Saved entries
——————

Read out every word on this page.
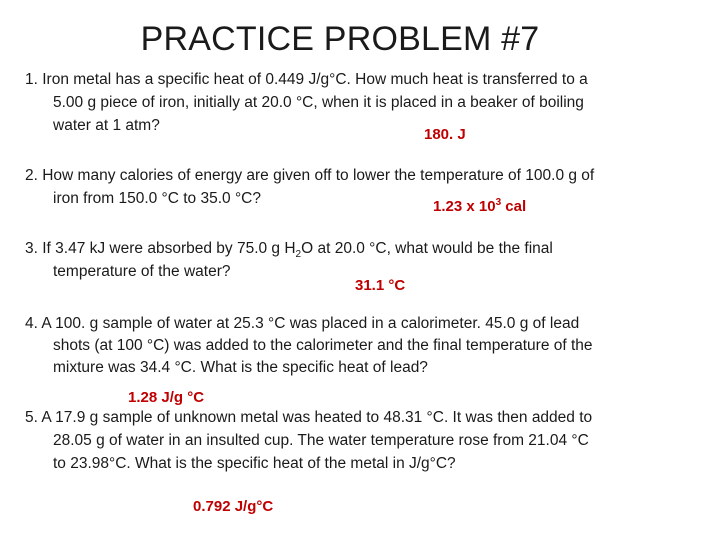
PRACTICE PROBLEM #7
1. Iron metal has a specific heat of 0.449 J/g°C. How much heat is transferred to a
5.00 g piece of iron, initially at 20.0 °C, when it is placed in a beaker of boiling
water at 1 atm?
180. J
2. How many calories of energy are given off to lower the temperature of 100.0 g of
iron from 150.0 °C to 35.0 °C?	1.23 x $10^3$ cal
3. If 3.47 kJ were absorbed by 75.0 g $H_2O$ at 20.0 °C, what would be the final
temperature of the water?
31.1 °C
4. A 100. g sample of water at 25.3 °C was placed in a calorimeter. 45.0 g of lead
shots (at 100 °C) was added to the calorimeter and the final temperature of the
mixture was 34.4 °C. What is the specific heat of lead?
1.28 J/g °C
5. A 17.9 g sample of unknown metal was heated to 48.31 °C. It was then added to
28.05 g of water in an insulted cup. The water temperature rose from 21.04 °C
to 23.98°C. What is the specific heat of the metal in J/g°C?
0.792 J/g°C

——————

▶ [What you have to do]: Write out every line of the listing that holds the word "from".

▶ [Solved exercise]:
iron from 150.0 °C to 35.0 °C?	1.23 x $10^3$ cal
28.05 g of water in an insulted cup. The water temperature rose from 21.04 °C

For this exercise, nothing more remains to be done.